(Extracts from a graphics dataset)

--- begin ---

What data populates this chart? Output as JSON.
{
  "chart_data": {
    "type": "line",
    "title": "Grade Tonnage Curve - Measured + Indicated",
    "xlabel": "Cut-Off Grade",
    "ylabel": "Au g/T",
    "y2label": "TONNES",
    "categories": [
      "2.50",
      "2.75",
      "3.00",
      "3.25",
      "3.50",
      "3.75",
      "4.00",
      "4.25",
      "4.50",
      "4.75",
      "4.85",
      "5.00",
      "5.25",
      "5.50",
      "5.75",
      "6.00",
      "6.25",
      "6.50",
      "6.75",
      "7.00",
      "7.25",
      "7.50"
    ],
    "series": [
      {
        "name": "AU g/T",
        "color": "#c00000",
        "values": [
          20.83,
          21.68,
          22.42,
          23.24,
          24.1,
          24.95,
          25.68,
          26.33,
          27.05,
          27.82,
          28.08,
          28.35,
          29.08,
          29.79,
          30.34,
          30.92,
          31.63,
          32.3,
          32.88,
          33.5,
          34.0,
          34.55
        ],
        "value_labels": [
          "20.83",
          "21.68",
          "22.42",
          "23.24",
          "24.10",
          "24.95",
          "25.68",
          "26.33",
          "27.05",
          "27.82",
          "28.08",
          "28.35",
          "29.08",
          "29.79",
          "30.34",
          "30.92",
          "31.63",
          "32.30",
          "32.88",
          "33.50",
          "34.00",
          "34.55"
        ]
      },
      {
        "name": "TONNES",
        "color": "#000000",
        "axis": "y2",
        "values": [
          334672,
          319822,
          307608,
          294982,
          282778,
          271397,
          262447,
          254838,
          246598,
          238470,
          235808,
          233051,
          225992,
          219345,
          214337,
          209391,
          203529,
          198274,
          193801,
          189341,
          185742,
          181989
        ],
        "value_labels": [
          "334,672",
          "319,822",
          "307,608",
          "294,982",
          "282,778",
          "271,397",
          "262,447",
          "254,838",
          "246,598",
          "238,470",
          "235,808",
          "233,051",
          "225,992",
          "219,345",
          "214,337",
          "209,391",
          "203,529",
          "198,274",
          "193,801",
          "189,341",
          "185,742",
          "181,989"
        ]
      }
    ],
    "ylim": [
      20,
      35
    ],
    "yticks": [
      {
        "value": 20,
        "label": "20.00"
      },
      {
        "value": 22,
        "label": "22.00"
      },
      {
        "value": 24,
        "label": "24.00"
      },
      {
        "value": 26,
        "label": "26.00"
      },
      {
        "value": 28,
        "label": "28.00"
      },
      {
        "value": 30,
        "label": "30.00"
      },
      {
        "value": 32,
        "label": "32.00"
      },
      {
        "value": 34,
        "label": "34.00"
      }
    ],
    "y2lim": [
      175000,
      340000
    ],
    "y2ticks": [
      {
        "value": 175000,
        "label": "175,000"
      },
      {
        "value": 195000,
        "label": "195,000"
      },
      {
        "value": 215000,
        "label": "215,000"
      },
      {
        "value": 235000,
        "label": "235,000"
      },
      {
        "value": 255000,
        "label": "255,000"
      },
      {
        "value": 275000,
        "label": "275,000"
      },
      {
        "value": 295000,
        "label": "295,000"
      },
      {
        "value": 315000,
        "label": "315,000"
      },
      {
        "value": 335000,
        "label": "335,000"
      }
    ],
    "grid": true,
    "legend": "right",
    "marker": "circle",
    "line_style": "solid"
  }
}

--- end ---

Output the complete data exactly as written.

TASK OUTPUT
What data populates this chart? Output as JSON.
{
  "chart_data": {
    "type": "line",
    "title": "Grade Tonnage Curve - Measured + Indicated",
    "xlabel": "Cut-Off Grade",
    "ylabel": "Au g/T",
    "y2label": "TONNES",
    "categories": [
      "2.50",
      "2.75",
      "3.00",
      "3.25",
      "3.50",
      "3.75",
      "4.00",
      "4.25",
      "4.50",
      "4.75",
      "4.85",
      "5.00",
      "5.25",
      "5.50",
      "5.75",
      "6.00",
      "6.25",
      "6.50",
      "6.75",
      "7.00",
      "7.25",
      "7.50"
    ],
    "series": [
      {
        "name": "AU g/T",
        "color": "#c00000",
        "values": [
          20.83,
          21.68,
          22.42,
          23.24,
          24.1,
          24.95,
          25.68,
          26.33,
          27.05,
          27.82,
          28.08,
          28.35,
          29.08,
          29.79,
          30.34,
          30.92,
          31.63,
          32.3,
          32.88,
          33.5,
          34.0,
          34.55
        ],
        "value_labels": [
          "20.83",
          "21.68",
          "22.42",
          "23.24",
          "24.10",
          "24.95",
          "25.68",
          "26.33",
          "27.05",
          "27.82",
          "28.08",
          "28.35",
          "29.08",
          "29.79",
          "30.34",
          "30.92",
          "31.63",
          "32.30",
          "32.88",
          "33.50",
          "34.00",
          "34.55"
        ]
      },
      {
        "name": "TONNES",
        "color": "#000000",
        "axis": "y2",
        "values": [
          334672,
          319822,
          307608,
          294982,
          282778,
          271397,
          262447,
          254838,
          246598,
          238470,
          235808,
          233051,
          225992,
          219345,
          214337,
          209391,
          203529,
          198274,
          193801,
          189341,
          185742,
          181989
        ],
        "value_labels": [
          "334,672",
          "319,822",
          "307,608",
          "294,982",
          "282,778",
          "271,397",
          "262,447",
          "254,838",
          "246,598",
          "238,470",
          "235,808",
          "233,051",
          "225,992",
          "219,345",
          "214,337",
          "209,391",
          "203,529",
          "198,274",
          "193,801",
          "189,341",
          "185,742",
          "181,989"
        ]
      }
    ],
    "ylim": [
      20,
      35
    ],
    "yticks": [
      {
        "value": 20,
        "label": "20.00"
      },
      {
        "value": 22,
        "label": "22.00"
      },
      {
        "value": 24,
        "label": "24.00"
      },
      {
        "value": 26,
        "label": "26.00"
      },
      {
        "value": 28,
        "label": "28.00"
      },
      {
        "value": 30,
        "label": "30.00"
      },
      {
        "value": 32,
        "label": "32.00"
      },
      {
        "value": 34,
        "label": "34.00"
      }
    ],
    "y2lim": [
      175000,
      340000
    ],
    "y2ticks": [
      {
        "value": 175000,
        "label": "175,000"
      },
      {
        "value": 195000,
        "label": "195,000"
      },
      {
        "value": 215000,
        "label": "215,000"
      },
      {
        "value": 235000,
        "label": "235,000"
      },
      {
        "value": 255000,
        "label": "255,000"
      },
      {
        "value": 275000,
        "label": "275,000"
      },
      {
        "value": 295000,
        "label": "295,000"
      },
      {
        "value": 315000,
        "label": "315,000"
      },
      {
        "value": 335000,
        "label": "335,000"
      }
    ],
    "grid": true,
    "legend": "right",
    "marker": "circle",
    "line_style": "solid"
  }
}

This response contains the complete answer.